── RECORD LIST

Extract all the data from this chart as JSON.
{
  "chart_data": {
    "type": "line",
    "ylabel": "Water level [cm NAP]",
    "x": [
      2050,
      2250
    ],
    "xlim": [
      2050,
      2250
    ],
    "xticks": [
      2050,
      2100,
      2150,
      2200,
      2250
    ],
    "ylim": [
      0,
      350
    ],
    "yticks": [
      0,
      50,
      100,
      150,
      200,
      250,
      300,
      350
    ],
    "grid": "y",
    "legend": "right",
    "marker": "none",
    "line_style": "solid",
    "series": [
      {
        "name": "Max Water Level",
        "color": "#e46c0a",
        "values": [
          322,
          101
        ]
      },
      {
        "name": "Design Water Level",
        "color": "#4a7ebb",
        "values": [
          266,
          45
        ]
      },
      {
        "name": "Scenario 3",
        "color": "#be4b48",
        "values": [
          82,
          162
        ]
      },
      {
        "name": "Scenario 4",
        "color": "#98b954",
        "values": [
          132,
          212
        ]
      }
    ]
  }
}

────
── RECORD LIST

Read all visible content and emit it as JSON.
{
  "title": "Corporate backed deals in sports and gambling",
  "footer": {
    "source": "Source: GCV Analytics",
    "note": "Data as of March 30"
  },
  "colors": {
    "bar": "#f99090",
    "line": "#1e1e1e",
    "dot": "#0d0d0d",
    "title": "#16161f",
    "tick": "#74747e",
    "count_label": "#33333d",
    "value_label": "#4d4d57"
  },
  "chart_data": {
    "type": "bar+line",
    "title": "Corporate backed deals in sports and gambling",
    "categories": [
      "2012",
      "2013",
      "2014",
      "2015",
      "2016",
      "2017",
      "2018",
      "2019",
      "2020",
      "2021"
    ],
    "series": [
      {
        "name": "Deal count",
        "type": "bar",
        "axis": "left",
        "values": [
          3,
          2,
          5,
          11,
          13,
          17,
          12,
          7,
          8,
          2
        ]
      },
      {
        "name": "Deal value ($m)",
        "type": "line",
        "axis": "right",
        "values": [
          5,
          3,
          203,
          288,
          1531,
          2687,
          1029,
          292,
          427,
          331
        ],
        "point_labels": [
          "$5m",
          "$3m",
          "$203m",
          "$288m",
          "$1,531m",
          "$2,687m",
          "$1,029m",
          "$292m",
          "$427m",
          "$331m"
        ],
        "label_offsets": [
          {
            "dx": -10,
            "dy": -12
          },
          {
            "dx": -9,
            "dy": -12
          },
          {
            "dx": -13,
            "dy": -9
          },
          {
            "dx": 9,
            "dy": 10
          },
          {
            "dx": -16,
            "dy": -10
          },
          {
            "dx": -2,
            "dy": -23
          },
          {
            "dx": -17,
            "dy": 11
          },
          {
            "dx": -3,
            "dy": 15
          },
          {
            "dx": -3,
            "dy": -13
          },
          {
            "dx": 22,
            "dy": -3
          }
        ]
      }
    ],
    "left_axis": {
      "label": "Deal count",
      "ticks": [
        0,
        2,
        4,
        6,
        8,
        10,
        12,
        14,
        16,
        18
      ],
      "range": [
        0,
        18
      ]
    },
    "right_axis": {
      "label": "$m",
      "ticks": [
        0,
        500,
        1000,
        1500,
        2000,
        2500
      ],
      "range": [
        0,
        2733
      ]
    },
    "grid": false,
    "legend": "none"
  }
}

────
── RECORD LIST

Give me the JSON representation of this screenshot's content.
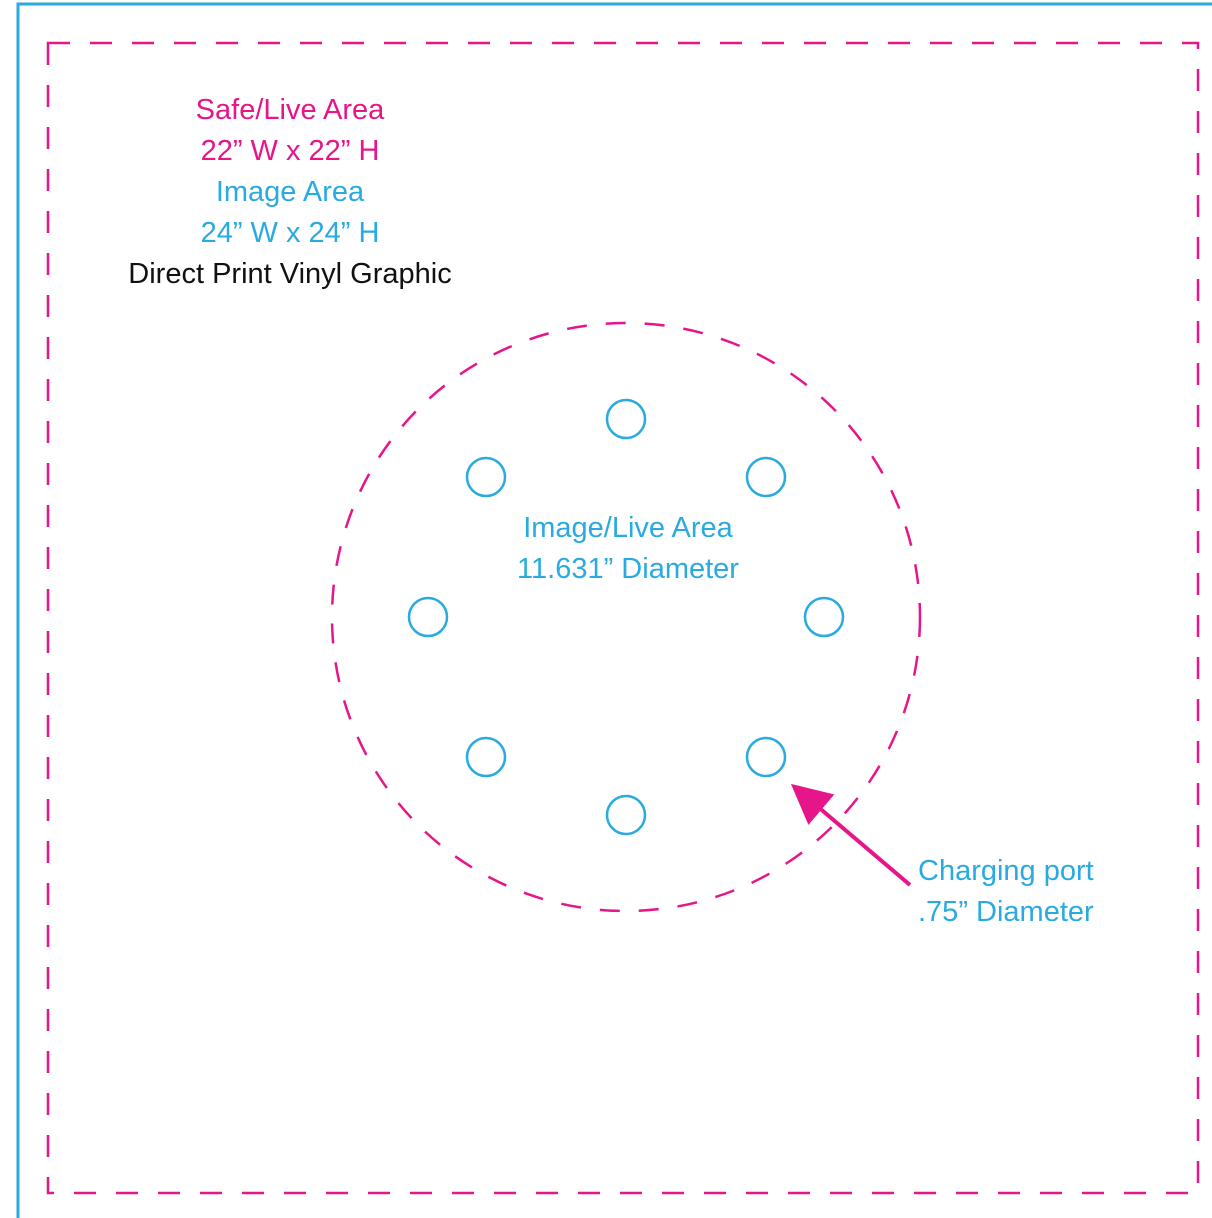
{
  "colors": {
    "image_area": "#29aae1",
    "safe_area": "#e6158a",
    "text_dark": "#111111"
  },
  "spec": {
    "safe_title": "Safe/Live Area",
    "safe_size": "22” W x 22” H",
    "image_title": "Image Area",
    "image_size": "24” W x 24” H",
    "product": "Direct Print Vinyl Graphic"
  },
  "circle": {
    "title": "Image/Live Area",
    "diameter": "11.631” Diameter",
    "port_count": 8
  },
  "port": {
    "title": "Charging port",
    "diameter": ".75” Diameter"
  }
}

────

Scan the entries above for the word "sports" and collect each line holding it.

  "title": "Corporate backed deals in sports and gambling",
    "title": "Corporate backed deals in sports and gambling",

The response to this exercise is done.